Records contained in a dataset
===============

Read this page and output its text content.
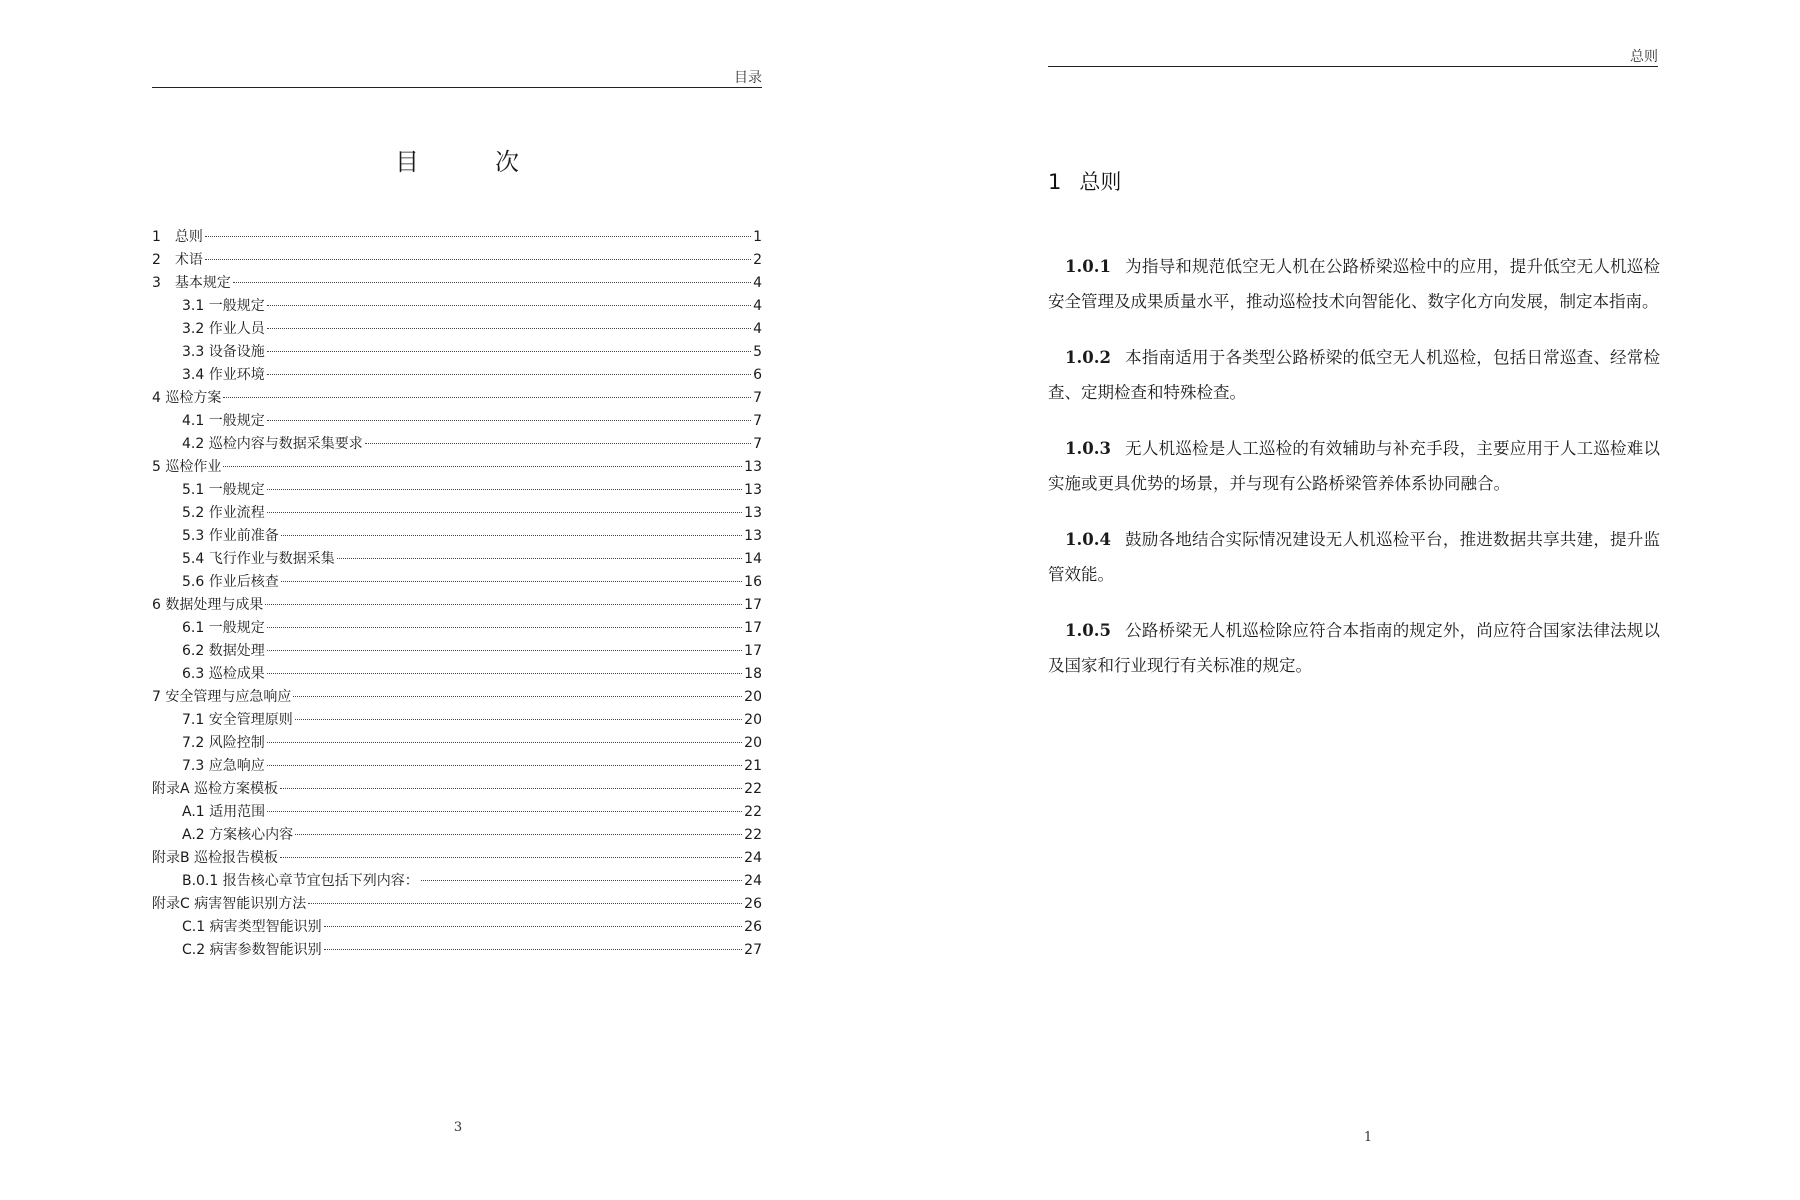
目录
目　次
1　总则	1
2　术语	2
3　基本规定	4
3.1 一般规定	4
3.2 作业人员	4
3.3 设备设施	5
3.4 作业环境	6
4 巡检方案	7
4.1 一般规定	7
4.2 巡检内容与数据采集要求	7
5 巡检作业	13
5.1 一般规定	13
5.2 作业流程	13
5.3 作业前准备	13
5.4 飞行作业与数据采集	14
5.6 作业后核查	16
6 数据处理与成果	17
6.1 一般规定	17
6.2 数据处理	17
6.3 巡检成果	18
7 安全管理与应急响应	20
7.1 安全管理原则	20
7.2 风险控制	20
7.3 应急响应	21
附录A 巡检方案模板	22
A.1 适用范围	22
A.2 方案核心内容	22
附录B 巡检报告模板	24
B.0.1 报告核心章节宜包括下列内容：	24
附录C 病害智能识别方法	26
C.1 病害类型智能识别	26
C.2 病害参数智能识别	27
3
总则
1 总则

1.0.1 为指导和规范低空无人机在公路桥梁巡检中的应用，提升低空无人机巡检安全管理及成果质量水平，推动巡检技术向智能化、数字化方向发展，制定本指南。

1.0.2 本指南适用于各类型公路桥梁的低空无人机巡检，包括日常巡查、经常检查、定期检查和特殊检查。

1.0.3 无人机巡检是人工巡检的有效辅助与补充手段，主要应用于人工巡检难以实施或更具优势的场景，并与现有公路桥梁管养体系协同融合。

1.0.4 鼓励各地结合实际情况建设无人机巡检平台，推进数据共享共建，提升监管效能。

1.0.5 公路桥梁无人机巡检除应符合本指南的规定外，尚应符合国家法律法规以及国家和行业现行有关标准的规定。

1
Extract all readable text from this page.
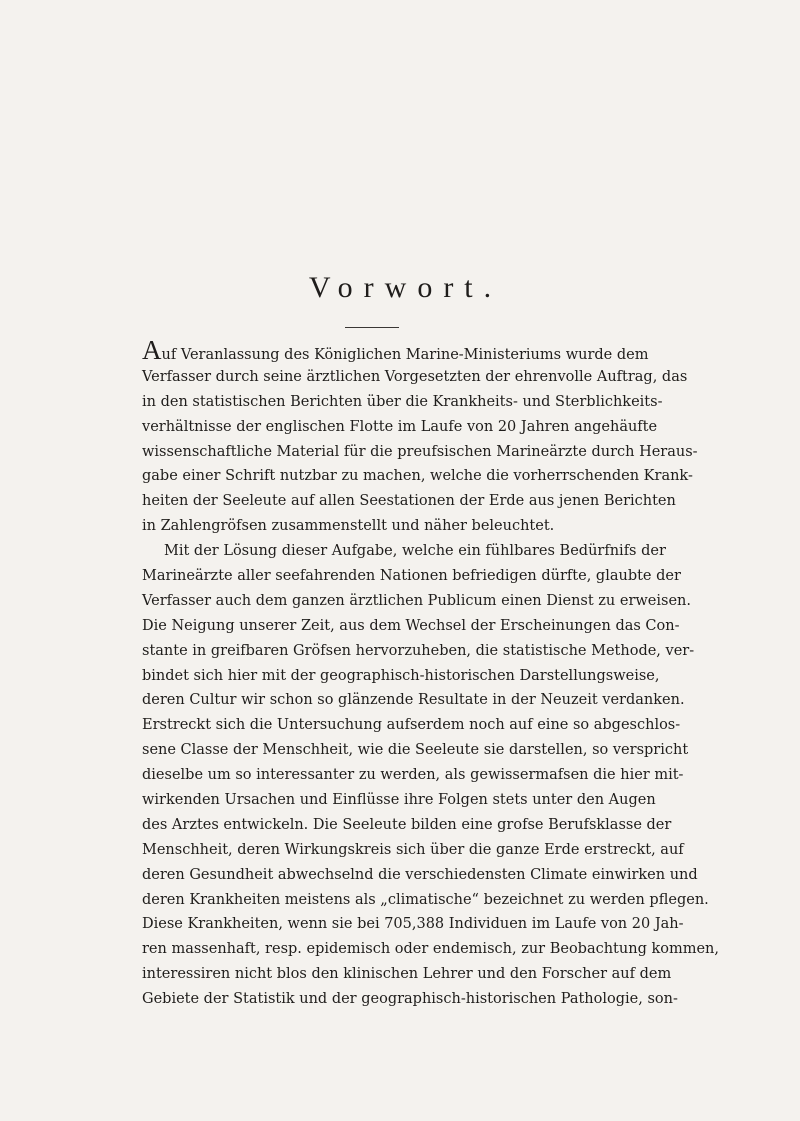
Vorwort.
Auf Veranlassung des Königlichen Marine-Ministeriums wurde dem
Verfasser durch seine ärztlichen Vorgesetzten der ehrenvolle Auftrag, das
in den statistischen Berichten über die Krankheits- und Sterblichkeits-
verhältnisse der englischen Flotte im Laufe von 20 Jahren angehäufte
wissenschaftliche Material für die preufsischen Marineärzte durch Heraus-
gabe einer Schrift nutzbar zu machen, welche die vorherrschenden Krank-
heiten der Seeleute auf allen Seestationen der Erde aus jenen Berichten
in Zahlengröfsen zusammenstellt und näher beleuchtet.
Mit der Lösung dieser Aufgabe, welche ein fühlbares Bedürfnifs der
Marineärzte aller seefahrenden Nationen befriedigen dürfte, glaubte der
Verfasser auch dem ganzen ärztlichen Publicum einen Dienst zu erweisen.
Die Neigung unserer Zeit, aus dem Wechsel der Erscheinungen das Con-
stante in greifbaren Gröfsen hervorzuheben, die statistische Methode, ver-
bindet sich hier mit der geographisch-historischen Darstellungsweise,
deren Cultur wir schon so glänzende Resultate in der Neuzeit verdanken.
Erstreckt sich die Untersuchung aufserdem noch auf eine so abgeschlos-
sene Classe der Menschheit, wie die Seeleute sie darstellen, so verspricht
dieselbe um so interessanter zu werden, als gewissermafsen die hier mit-
wirkenden Ursachen und Einflüsse ihre Folgen stets unter den Augen
des Arztes entwickeln. Die Seeleute bilden eine grofse Berufsklasse der
Menschheit, deren Wirkungskreis sich über die ganze Erde erstreckt, auf
deren Gesundheit abwechselnd die verschiedensten Climate einwirken und
deren Krankheiten meistens als „climatische“ bezeichnet zu werden pflegen.
Diese Krankheiten, wenn sie bei 705,388 Individuen im Laufe von 20 Jah-
ren massenhaft, resp. epidemisch oder endemisch, zur Beobachtung kommen,
interessiren nicht blos den klinischen Lehrer und den Forscher auf dem
Gebiete der Statistik und der geographisch-historischen Pathologie, son-
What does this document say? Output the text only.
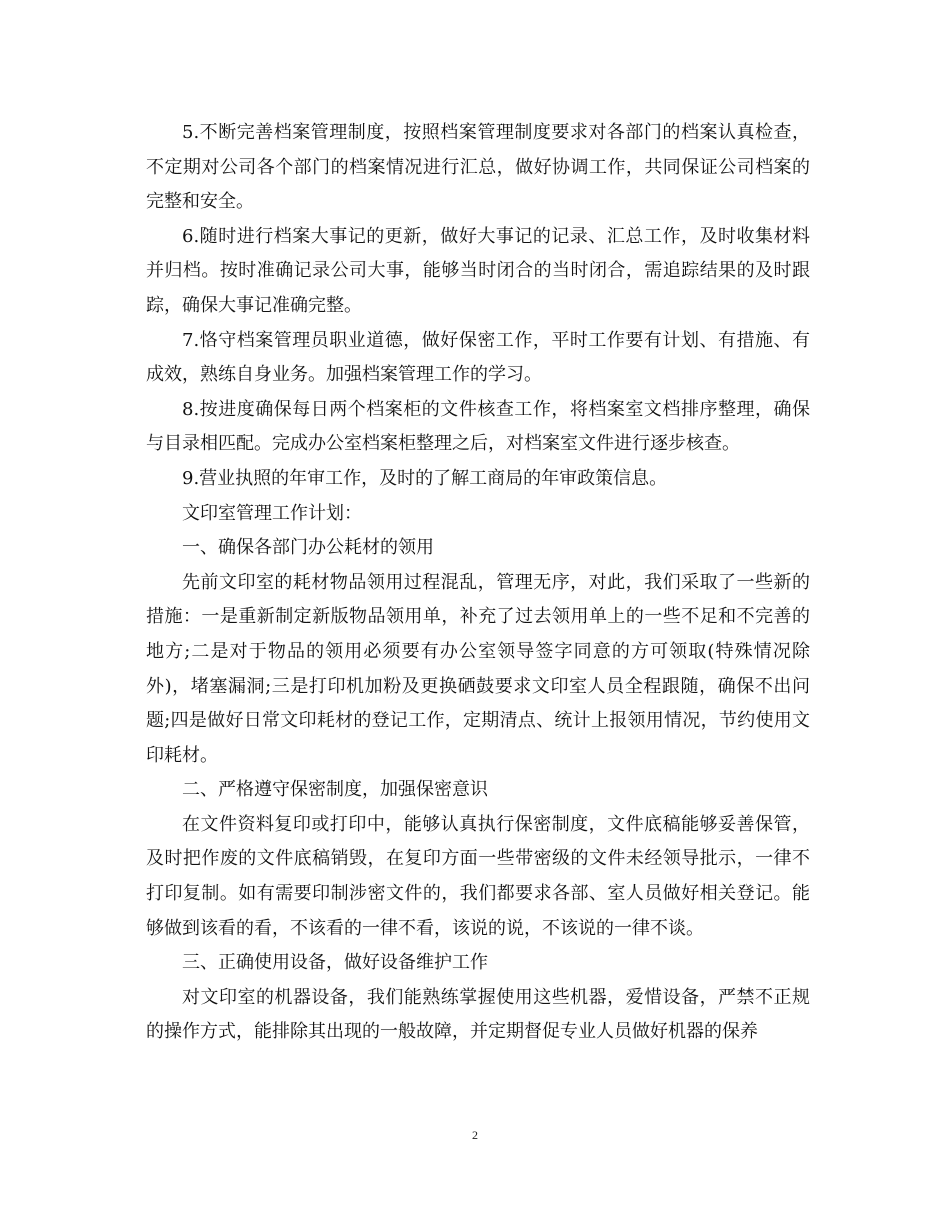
5.不断完善档案管理制度，按照档案管理制度要求对各部门的档案认真检查，不定期对公司各个部门的档案情况进行汇总，做好协调工作，共同保证公司档案的完整和安全。

6.随时进行档案大事记的更新，做好大事记的记录、汇总工作，及时收集材料并归档。按时准确记录公司大事，能够当时闭合的当时闭合，需追踪结果的及时跟踪，确保大事记准确完整。

7.恪守档案管理员职业道德，做好保密工作，平时工作要有计划、有措施、有成效，熟练自身业务。加强档案管理工作的学习。

8.按进度确保每日两个档案柜的文件核查工作，将档案室文档排序整理，确保与目录相匹配。完成办公室档案柜整理之后，对档案室文件进行逐步核查。

9.营业执照的年审工作，及时的了解工商局的年审政策信息。

文印室管理工作计划：

一、确保各部门办公耗材的领用

先前文印室的耗材物品领用过程混乱，管理无序，对此，我们采取了一些新的措施：一是重新制定新版物品领用单，补充了过去领用单上的一些不足和不完善的地方;二是对于物品的领用必须要有办公室领导签字同意的方可领取(特殊情况除外)，堵塞漏洞;三是打印机加粉及更换硒鼓要求文印室人员全程跟随，确保不出问题;四是做好日常文印耗材的登记工作，定期清点、统计上报领用情况，节约使用文印耗材。

二、严格遵守保密制度，加强保密意识

在文件资料复印或打印中，能够认真执行保密制度，文件底稿能够妥善保管，及时把作废的文件底稿销毁，在复印方面一些带密级的文件未经领导批示，一律不打印复制。如有需要印制涉密文件的，我们都要求各部、室人员做好相关登记。能够做到该看的看，不该看的一律不看，该说的说，不该说的一律不谈。

三、正确使用设备，做好设备维护工作

对文印室的机器设备，我们能熟练掌握使用这些机器，爱惜设备，严禁不正规的操作方式，能排除其出现的一般故障，并定期督促专业人员做好机器的保养

2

===============

● Task instructions
Indicate how many lines of the material contain the string "Seeleute", giving the number and nothing more.

● Task answer
3